EXERCISE BRIEF: Do not carry the pictures over; copy every other part of the entries exactly.

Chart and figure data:
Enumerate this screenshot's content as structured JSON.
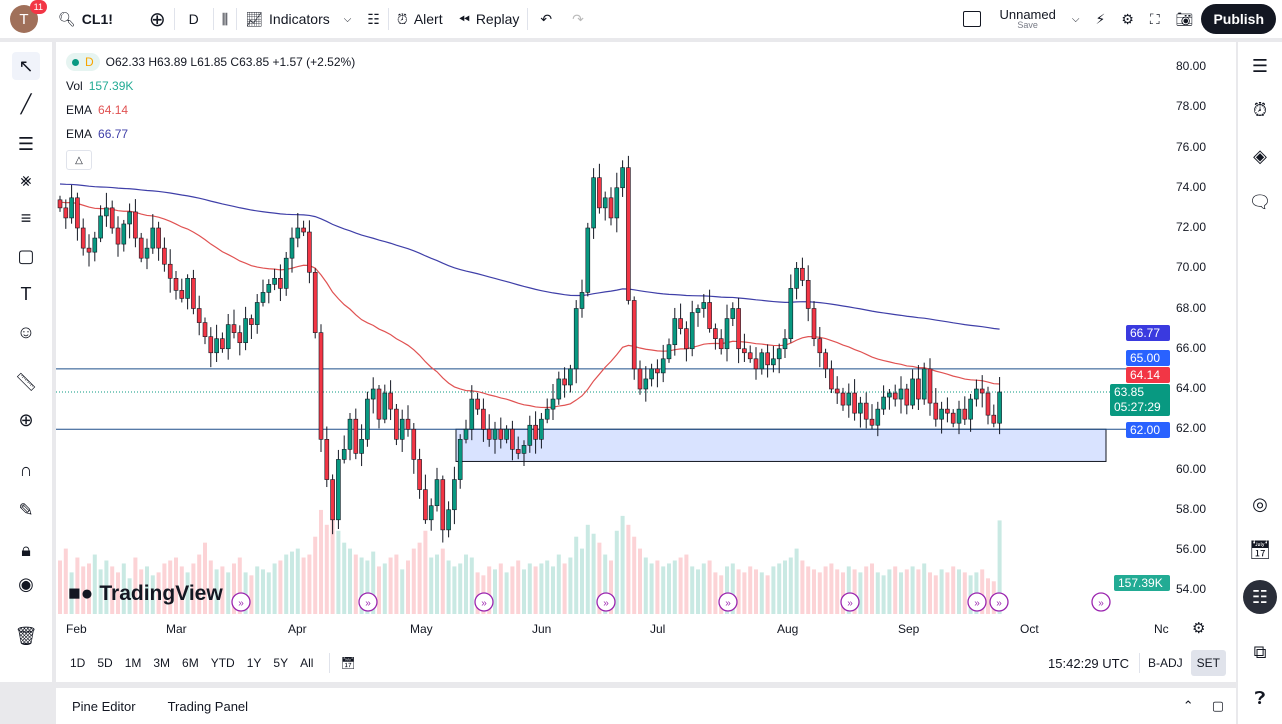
{
  "topbar": {
    "avatar": "T",
    "notifications": "11",
    "symbol": "CL1!",
    "interval": "D",
    "indicators": "Indicators",
    "alert": "Alert",
    "replay": "Replay",
    "layout_name": "Unnamed",
    "layout_sub": "Save",
    "publish": "Publish"
  },
  "legend": {
    "interval": "D",
    "ohlc": "O62.33 H63.89 L61.85 C63.85 +1.57 (+2.52%)",
    "vol_label": "Vol",
    "vol_value": "157.39K",
    "ema1_label": "EMA",
    "ema1_value": "64.14",
    "ema2_label": "EMA",
    "ema2_value": "66.77"
  },
  "colors": {
    "up": "#089981",
    "down": "#f23645",
    "ema_fast": "#e05252",
    "ema_slow": "#3f3fa8",
    "level": "#2962ff",
    "zone": "#cfdcff"
  },
  "price_axis": [
    "80.00",
    "78.00",
    "76.00",
    "74.00",
    "72.00",
    "70.00",
    "68.00",
    "66.00",
    "64.00",
    "62.00",
    "60.00",
    "58.00",
    "56.00",
    "54.00"
  ],
  "price_labels": {
    "ema_slow": "66.77",
    "level_high": "65.00",
    "ema_fast": "64.14",
    "last": "63.85",
    "countdown": "05:27:29",
    "level_low": "62.00",
    "volume": "157.39K"
  },
  "time_axis": [
    "Feb",
    "Mar",
    "Apr",
    "May",
    "Jun",
    "Jul",
    "Aug",
    "Sep",
    "Oct",
    "Nc"
  ],
  "watermark": "TradingView",
  "bottombar": {
    "ranges": [
      "1D",
      "5D",
      "1M",
      "3M",
      "6M",
      "YTD",
      "1Y",
      "5Y",
      "All"
    ],
    "time": "15:42:29 UTC",
    "badj": "B-ADJ",
    "set": "SET"
  },
  "bottompanel": {
    "pine": "Pine Editor",
    "trading": "Trading Panel"
  },
  "chart_data": {
    "type": "candlestick",
    "ylim": [
      54,
      80
    ],
    "levels": [
      65.0,
      62.0
    ],
    "zone": [
      60.4,
      62.0
    ],
    "closes": [
      73,
      72.5,
      73.5,
      72,
      71,
      70.8,
      71.5,
      72.6,
      73,
      72,
      71.2,
      72.2,
      72.8,
      71.5,
      70.5,
      71,
      72,
      71,
      70.2,
      69.5,
      68.9,
      68.5,
      69.5,
      68,
      67.3,
      66.6,
      65.8,
      66.5,
      66,
      67.2,
      66.8,
      66.3,
      67.5,
      67.2,
      68.3,
      68.8,
      69.2,
      69.5,
      69,
      70.5,
      71.5,
      72,
      71.8,
      69.8,
      66.8,
      61.5,
      59.5,
      57.5,
      60.5,
      61,
      62.5,
      60.8,
      61.5,
      63.5,
      64,
      62.5,
      63.8,
      63,
      61.5,
      62.5,
      62,
      60.5,
      59,
      57.5,
      58.2,
      59.5,
      57,
      58,
      59.5,
      61.5,
      62,
      63.5,
      63,
      62,
      61.5,
      62,
      61.5,
      62,
      61,
      60.8,
      61.2,
      62.2,
      61.5,
      62.5,
      63,
      63.5,
      64.5,
      64.2,
      65,
      68,
      68.8,
      72,
      74.5,
      73,
      73.5,
      72.5,
      74,
      75,
      68.4,
      65,
      64,
      64.5,
      65,
      64.8,
      65.5,
      66.2,
      67.5,
      67,
      66,
      67.8,
      68,
      68.3,
      67,
      66.5,
      66,
      67.5,
      68,
      66,
      65.8,
      65.5,
      65,
      65.8,
      65.2,
      65.5,
      66,
      66.5,
      69,
      70,
      69.4,
      68,
      66.5,
      65.8,
      65,
      64,
      63.8,
      63.2,
      63.8,
      62.8,
      63.3,
      62.5,
      62.2,
      63,
      63.6,
      63.8,
      63.5,
      64,
      63.2,
      64.5,
      63.5,
      65,
      63.3,
      62.5,
      63,
      62.8,
      62.3,
      63,
      62.5,
      63.5,
      64,
      63.8,
      62.7,
      62.3,
      63.85
    ],
    "volumes_k": [
      90,
      110,
      70,
      95,
      80,
      85,
      100,
      75,
      90,
      80,
      70,
      85,
      60,
      95,
      75,
      80,
      65,
      70,
      85,
      90,
      95,
      80,
      70,
      85,
      100,
      120,
      90,
      75,
      80,
      70,
      85,
      95,
      70,
      65,
      80,
      75,
      70,
      85,
      90,
      100,
      105,
      110,
      95,
      100,
      130,
      175,
      150,
      185,
      140,
      120,
      110,
      100,
      95,
      90,
      105,
      80,
      85,
      95,
      100,
      75,
      90,
      110,
      120,
      140,
      95,
      100,
      110,
      90,
      80,
      85,
      100,
      95,
      70,
      65,
      80,
      75,
      85,
      70,
      80,
      90,
      75,
      85,
      80,
      85,
      90,
      80,
      100,
      85,
      95,
      130,
      110,
      150,
      135,
      120,
      100,
      90,
      140,
      165,
      150,
      130,
      110,
      95,
      85,
      90,
      80,
      85,
      90,
      95,
      100,
      80,
      75,
      85,
      90,
      70,
      65,
      80,
      85,
      75,
      70,
      80,
      75,
      70,
      65,
      80,
      85,
      90,
      95,
      110,
      90,
      80,
      75,
      70,
      80,
      85,
      75,
      70,
      80,
      75,
      70,
      80,
      85,
      70,
      65,
      75,
      80,
      70,
      75,
      80,
      75,
      85,
      70,
      65,
      75,
      70,
      80,
      75,
      70,
      65,
      70,
      75,
      60,
      55,
      157.39
    ]
  }
}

FINAL ANSWER:
Enumerate this screenshot's content as structured JSON.
{
  "topbar": {
    "avatar": "T",
    "notifications": "11",
    "symbol": "CL1!",
    "interval": "D",
    "indicators": "Indicators",
    "alert": "Alert",
    "replay": "Replay",
    "layout_name": "Unnamed",
    "layout_sub": "Save",
    "publish": "Publish"
  },
  "legend": {
    "interval": "D",
    "ohlc": "O62.33 H63.89 L61.85 C63.85 +1.57 (+2.52%)",
    "vol_label": "Vol",
    "vol_value": "157.39K",
    "ema1_label": "EMA",
    "ema1_value": "64.14",
    "ema2_label": "EMA",
    "ema2_value": "66.77"
  },
  "colors": {
    "up": "#089981",
    "down": "#f23645",
    "ema_fast": "#e05252",
    "ema_slow": "#3f3fa8",
    "level": "#2962ff",
    "zone": "#cfdcff"
  },
  "price_axis": [
    "80.00",
    "78.00",
    "76.00",
    "74.00",
    "72.00",
    "70.00",
    "68.00",
    "66.00",
    "64.00",
    "62.00",
    "60.00",
    "58.00",
    "56.00",
    "54.00"
  ],
  "price_labels": {
    "ema_slow": "66.77",
    "level_high": "65.00",
    "ema_fast": "64.14",
    "last": "63.85",
    "countdown": "05:27:29",
    "level_low": "62.00",
    "volume": "157.39K"
  },
  "time_axis": [
    "Feb",
    "Mar",
    "Apr",
    "May",
    "Jun",
    "Jul",
    "Aug",
    "Sep",
    "Oct",
    "Nc"
  ],
  "watermark": "TradingView",
  "bottombar": {
    "ranges": [
      "1D",
      "5D",
      "1M",
      "3M",
      "6M",
      "YTD",
      "1Y",
      "5Y",
      "All"
    ],
    "time": "15:42:29 UTC",
    "badj": "B-ADJ",
    "set": "SET"
  },
  "bottompanel": {
    "pine": "Pine Editor",
    "trading": "Trading Panel"
  },
  "chart_data": {
    "type": "candlestick",
    "ylim": [
      54,
      80
    ],
    "levels": [
      65.0,
      62.0
    ],
    "zone": [
      60.4,
      62.0
    ],
    "closes": [
      73,
      72.5,
      73.5,
      72,
      71,
      70.8,
      71.5,
      72.6,
      73,
      72,
      71.2,
      72.2,
      72.8,
      71.5,
      70.5,
      71,
      72,
      71,
      70.2,
      69.5,
      68.9,
      68.5,
      69.5,
      68,
      67.3,
      66.6,
      65.8,
      66.5,
      66,
      67.2,
      66.8,
      66.3,
      67.5,
      67.2,
      68.3,
      68.8,
      69.2,
      69.5,
      69,
      70.5,
      71.5,
      72,
      71.8,
      69.8,
      66.8,
      61.5,
      59.5,
      57.5,
      60.5,
      61,
      62.5,
      60.8,
      61.5,
      63.5,
      64,
      62.5,
      63.8,
      63,
      61.5,
      62.5,
      62,
      60.5,
      59,
      57.5,
      58.2,
      59.5,
      57,
      58,
      59.5,
      61.5,
      62,
      63.5,
      63,
      62,
      61.5,
      62,
      61.5,
      62,
      61,
      60.8,
      61.2,
      62.2,
      61.5,
      62.5,
      63,
      63.5,
      64.5,
      64.2,
      65,
      68,
      68.8,
      72,
      74.5,
      73,
      73.5,
      72.5,
      74,
      75,
      68.4,
      65,
      64,
      64.5,
      65,
      64.8,
      65.5,
      66.2,
      67.5,
      67,
      66,
      67.8,
      68,
      68.3,
      67,
      66.5,
      66,
      67.5,
      68,
      66,
      65.8,
      65.5,
      65,
      65.8,
      65.2,
      65.5,
      66,
      66.5,
      69,
      70,
      69.4,
      68,
      66.5,
      65.8,
      65,
      64,
      63.8,
      63.2,
      63.8,
      62.8,
      63.3,
      62.5,
      62.2,
      63,
      63.6,
      63.8,
      63.5,
      64,
      63.2,
      64.5,
      63.5,
      65,
      63.3,
      62.5,
      63,
      62.8,
      62.3,
      63,
      62.5,
      63.5,
      64,
      63.8,
      62.7,
      62.3,
      63.85
    ],
    "volumes_k": [
      90,
      110,
      70,
      95,
      80,
      85,
      100,
      75,
      90,
      80,
      70,
      85,
      60,
      95,
      75,
      80,
      65,
      70,
      85,
      90,
      95,
      80,
      70,
      85,
      100,
      120,
      90,
      75,
      80,
      70,
      85,
      95,
      70,
      65,
      80,
      75,
      70,
      85,
      90,
      100,
      105,
      110,
      95,
      100,
      130,
      175,
      150,
      185,
      140,
      120,
      110,
      100,
      95,
      90,
      105,
      80,
      85,
      95,
      100,
      75,
      90,
      110,
      120,
      140,
      95,
      100,
      110,
      90,
      80,
      85,
      100,
      95,
      70,
      65,
      80,
      75,
      85,
      70,
      80,
      90,
      75,
      85,
      80,
      85,
      90,
      80,
      100,
      85,
      95,
      130,
      110,
      150,
      135,
      120,
      100,
      90,
      140,
      165,
      150,
      130,
      110,
      95,
      85,
      90,
      80,
      85,
      90,
      95,
      100,
      80,
      75,
      85,
      90,
      70,
      65,
      80,
      85,
      75,
      70,
      80,
      75,
      70,
      65,
      80,
      85,
      90,
      95,
      110,
      90,
      80,
      75,
      70,
      80,
      85,
      75,
      70,
      80,
      75,
      70,
      80,
      85,
      70,
      65,
      75,
      80,
      70,
      75,
      80,
      75,
      85,
      70,
      65,
      75,
      70,
      80,
      75,
      70,
      65,
      70,
      75,
      60,
      55,
      157.39
    ]
  }
}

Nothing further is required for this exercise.